• **Directions**:
Collect the lines of the entries where "above" shows up.

======== Provided data ========

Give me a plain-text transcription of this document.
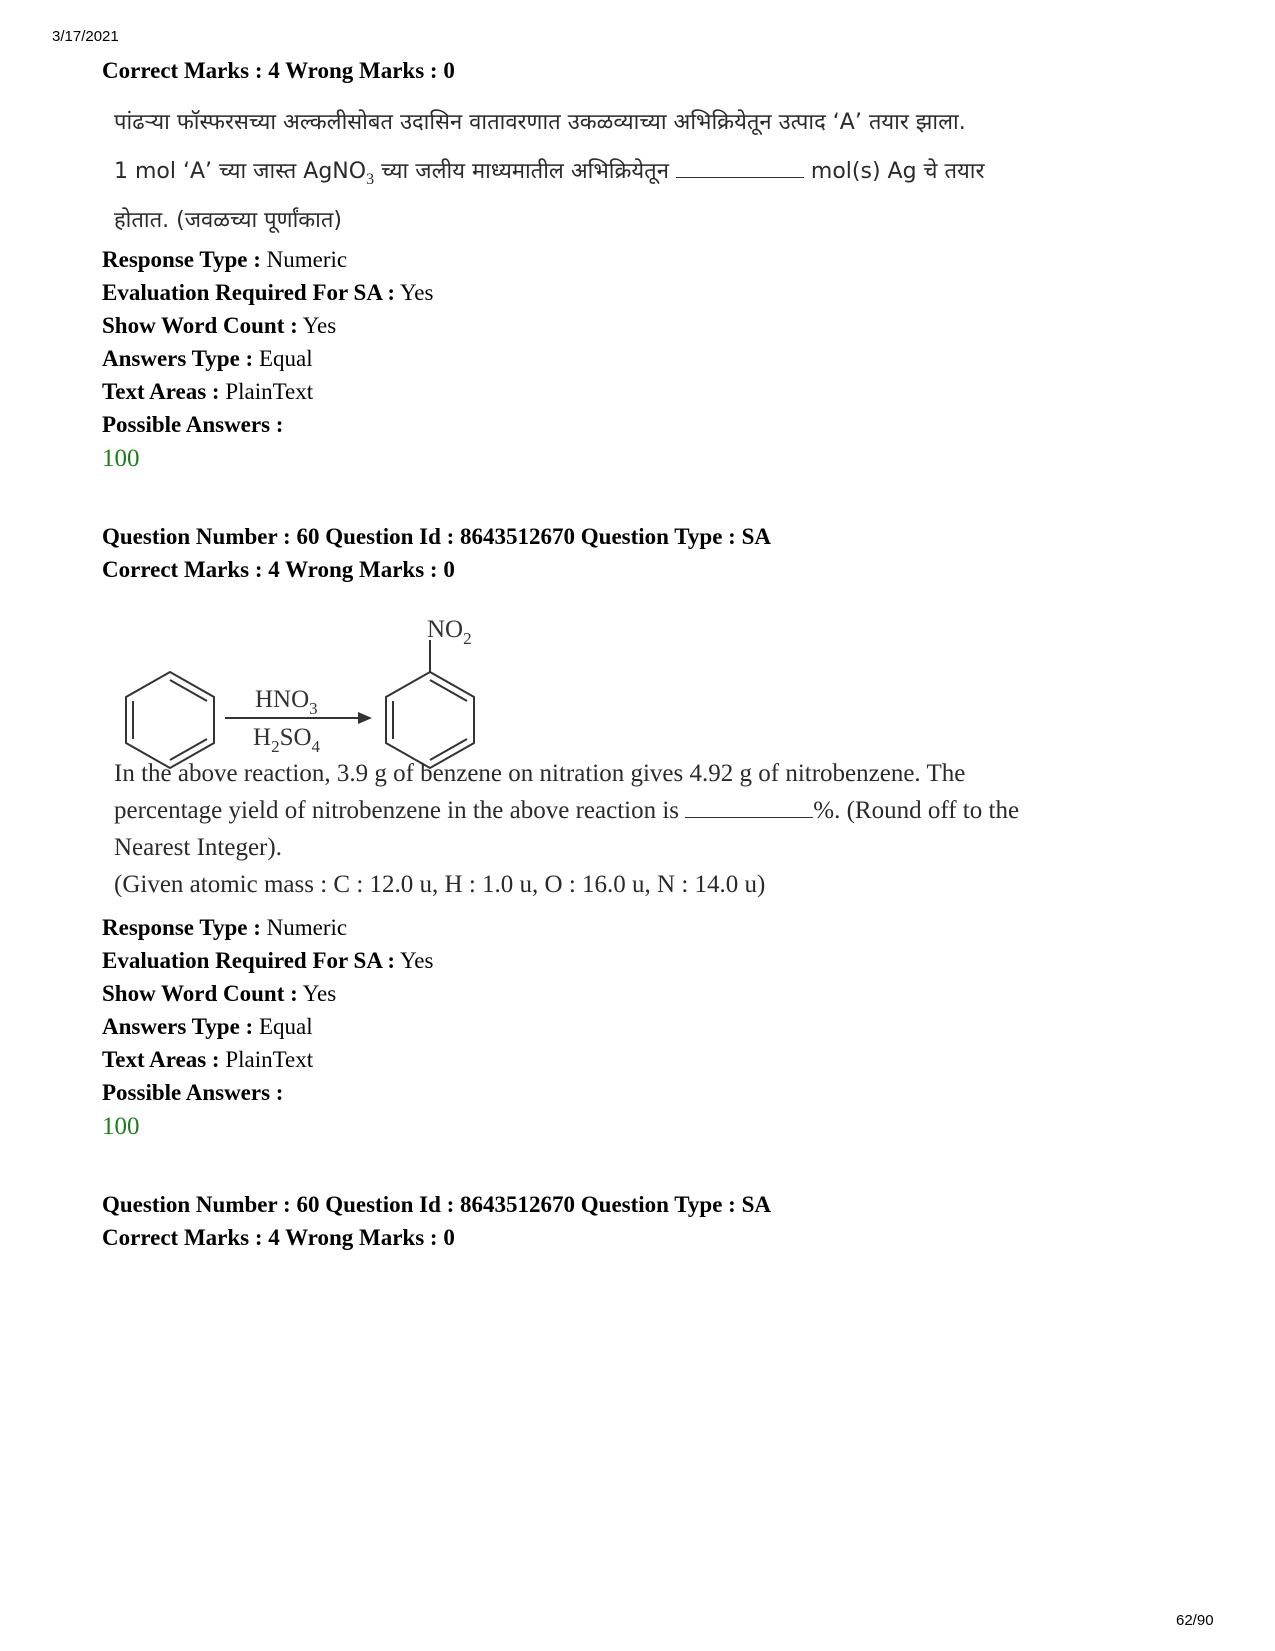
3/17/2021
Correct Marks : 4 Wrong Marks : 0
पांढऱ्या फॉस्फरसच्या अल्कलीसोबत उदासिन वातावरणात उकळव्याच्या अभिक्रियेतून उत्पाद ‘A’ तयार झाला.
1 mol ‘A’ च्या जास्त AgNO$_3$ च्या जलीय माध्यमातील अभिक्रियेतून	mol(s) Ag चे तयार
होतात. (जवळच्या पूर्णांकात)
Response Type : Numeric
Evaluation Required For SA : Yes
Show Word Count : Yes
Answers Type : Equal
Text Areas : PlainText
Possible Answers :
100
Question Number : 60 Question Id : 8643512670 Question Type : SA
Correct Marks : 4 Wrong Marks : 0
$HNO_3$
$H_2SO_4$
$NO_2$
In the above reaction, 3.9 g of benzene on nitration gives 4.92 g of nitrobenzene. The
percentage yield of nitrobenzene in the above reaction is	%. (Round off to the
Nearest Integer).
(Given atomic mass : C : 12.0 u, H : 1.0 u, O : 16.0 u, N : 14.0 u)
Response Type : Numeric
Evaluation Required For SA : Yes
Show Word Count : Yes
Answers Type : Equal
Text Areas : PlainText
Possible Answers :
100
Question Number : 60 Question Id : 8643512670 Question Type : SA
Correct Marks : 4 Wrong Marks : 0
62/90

========
======== Provided data ========

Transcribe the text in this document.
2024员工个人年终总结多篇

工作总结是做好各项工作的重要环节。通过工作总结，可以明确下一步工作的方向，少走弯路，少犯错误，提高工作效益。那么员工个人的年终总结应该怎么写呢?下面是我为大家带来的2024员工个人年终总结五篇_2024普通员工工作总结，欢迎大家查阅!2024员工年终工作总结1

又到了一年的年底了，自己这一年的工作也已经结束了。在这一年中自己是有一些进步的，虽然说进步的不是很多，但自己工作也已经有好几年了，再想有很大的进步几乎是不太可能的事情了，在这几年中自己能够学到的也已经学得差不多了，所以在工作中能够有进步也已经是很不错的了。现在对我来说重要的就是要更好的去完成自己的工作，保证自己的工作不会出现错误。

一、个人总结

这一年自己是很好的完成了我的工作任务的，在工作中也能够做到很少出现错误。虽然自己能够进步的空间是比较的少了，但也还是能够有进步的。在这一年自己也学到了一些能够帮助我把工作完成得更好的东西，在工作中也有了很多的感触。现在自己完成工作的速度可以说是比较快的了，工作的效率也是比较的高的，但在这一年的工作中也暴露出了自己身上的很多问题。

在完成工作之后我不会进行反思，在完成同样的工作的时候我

========

• **Solution for this exercise**:
In the above reaction, 3.9 g of benzene on nitration gives 4.92 g of nitrobenzene. The
percentage yield of nitrobenzene in the above reaction is	%. (Round off to the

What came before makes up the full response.